[Records from a data collection]
################
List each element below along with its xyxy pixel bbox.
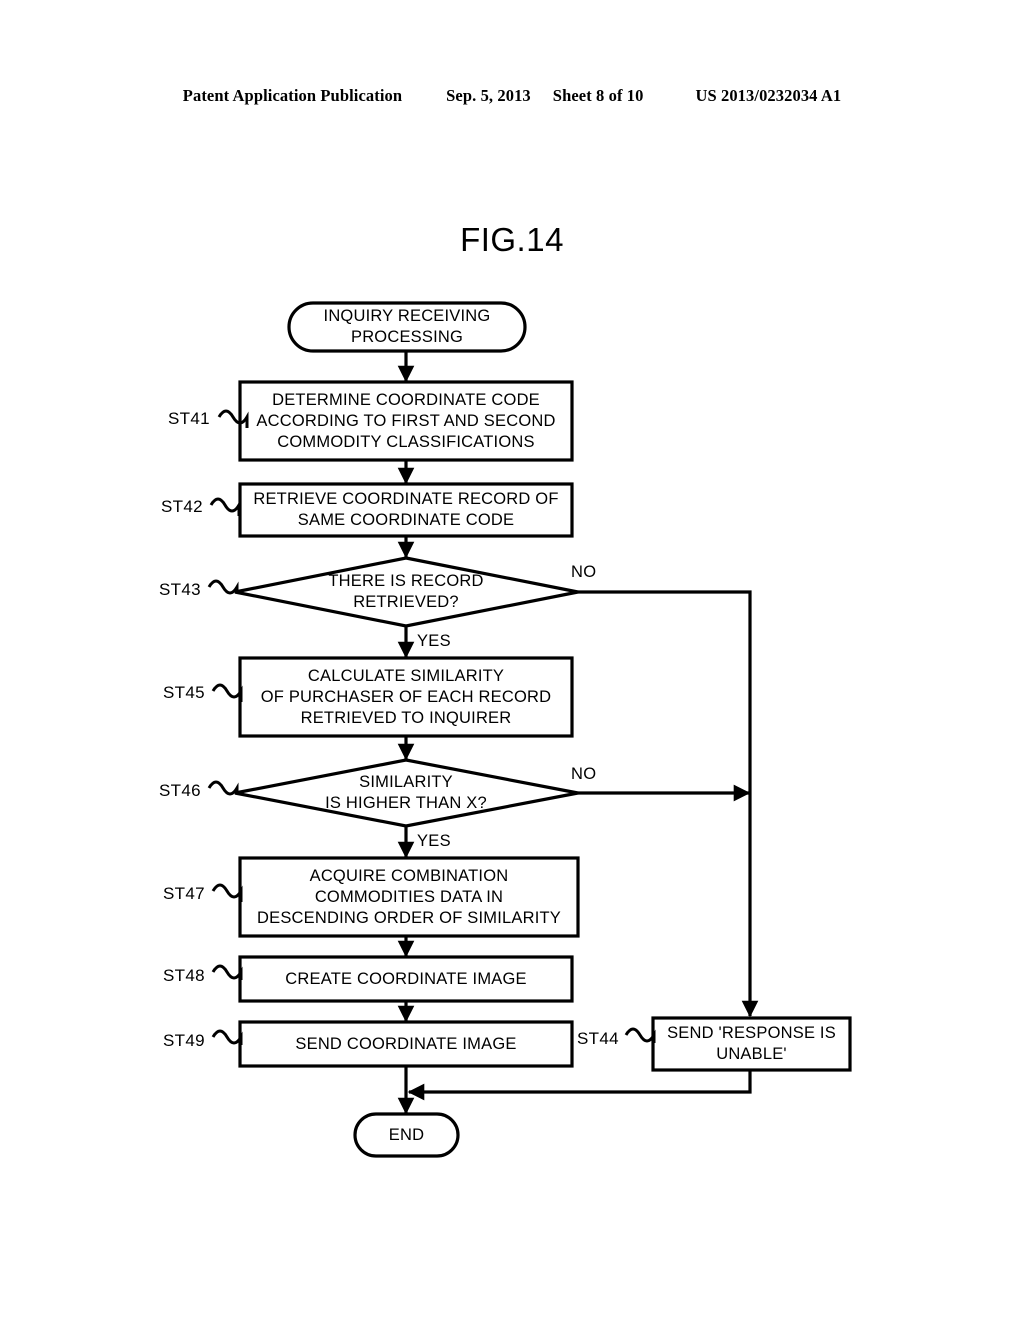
edge-label-st46-yes: YES: [417, 832, 451, 850]
start-terminator-shape: [287, 301, 527, 353]
step-label-st43: ST43: [159, 580, 201, 599]
st42-box-shape: [238, 482, 574, 538]
leader-st47: [211, 883, 243, 902]
leader-st48: [211, 964, 243, 980]
leader-st44: [624, 1027, 656, 1043]
step-label-st44: ST44: [577, 1029, 619, 1048]
leader-st42: [209, 497, 241, 516]
leader-st43: [207, 579, 239, 595]
st45-box-shape: [238, 656, 574, 738]
st41-box-shape: [238, 380, 574, 462]
step-label-st49: ST49: [163, 1031, 205, 1050]
step-label-st45: ST45: [163, 683, 205, 702]
end-terminator-shape: [353, 1112, 460, 1158]
leader-st41: [217, 409, 249, 428]
connector-st43-no-branch: [578, 590, 759, 1018]
st49-box-shape: [238, 1020, 574, 1068]
connector-st44-to-end: [407, 1070, 752, 1101]
st48-box-shape: [238, 955, 574, 1003]
leader-st49: [211, 1029, 243, 1045]
st46-decision-shape: [234, 758, 579, 828]
leader-st45: [211, 683, 243, 702]
flowchart-diagram: INQUIRY RECEIVING PROCESSING DETERMINE C…: [0, 0, 1024, 1320]
edge-label-st43-yes: YES: [417, 632, 451, 650]
step-label-st47: ST47: [163, 884, 205, 903]
edge-label-st46-no: NO: [571, 765, 597, 783]
flowchart-canvas: [207, 301, 852, 1158]
step-label-st41: ST41: [168, 409, 210, 428]
st44-box-shape: [651, 1016, 852, 1072]
st47-box-shape: [238, 856, 580, 938]
step-label-st48: ST48: [163, 966, 205, 985]
leader-st46: [207, 780, 239, 796]
edge-label-st43-no: NO: [571, 563, 597, 581]
step-label-st46: ST46: [159, 781, 201, 800]
step-label-st42: ST42: [161, 497, 203, 516]
st43-decision-shape: [234, 556, 579, 628]
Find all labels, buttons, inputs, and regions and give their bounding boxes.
################
Write out all of the entries above line for line, without changing a thing, and leave the pictures out.

List each element below along with its xyxy pixel bbox.
edge-label-st46-yes: YES: [417, 832, 451, 850]
start-terminator-shape: [287, 301, 527, 353]
step-label-st43: ST43: [159, 580, 201, 599]
st42-box-shape: [238, 482, 574, 538]
leader-st47: [211, 883, 243, 902]
leader-st48: [211, 964, 243, 980]
leader-st44: [624, 1027, 656, 1043]
step-label-st44: ST44: [577, 1029, 619, 1048]
leader-st42: [209, 497, 241, 516]
leader-st43: [207, 579, 239, 595]
st45-box-shape: [238, 656, 574, 738]
st41-box-shape: [238, 380, 574, 462]
step-label-st49: ST49: [163, 1031, 205, 1050]
step-label-st45: ST45: [163, 683, 205, 702]
end-terminator-shape: [353, 1112, 460, 1158]
leader-st41: [217, 409, 249, 428]
connector-st43-no-branch: [578, 590, 759, 1018]
st49-box-shape: [238, 1020, 574, 1068]
connector-st44-to-end: [407, 1070, 752, 1101]
st48-box-shape: [238, 955, 574, 1003]
leader-st49: [211, 1029, 243, 1045]
st46-decision-shape: [234, 758, 579, 828]
leader-st45: [211, 683, 243, 702]
flowchart-diagram: INQUIRY RECEIVING PROCESSING DETERMINE C…: [0, 0, 1024, 1320]
edge-label-st43-yes: YES: [417, 632, 451, 650]
step-label-st47: ST47: [163, 884, 205, 903]
edge-label-st46-no: NO: [571, 765, 597, 783]
flowchart-canvas: [207, 301, 852, 1158]
step-label-st41: ST41: [168, 409, 210, 428]
st44-box-shape: [651, 1016, 852, 1072]
st47-box-shape: [238, 856, 580, 938]
step-label-st48: ST48: [163, 966, 205, 985]
leader-st46: [207, 780, 239, 796]
edge-label-st43-no: NO: [571, 563, 597, 581]
step-label-st46: ST46: [159, 781, 201, 800]
step-label-st42: ST42: [161, 497, 203, 516]
st43-decision-shape: [234, 556, 579, 628]
Find all labels, buttons, inputs, and regions and give their bounding boxes.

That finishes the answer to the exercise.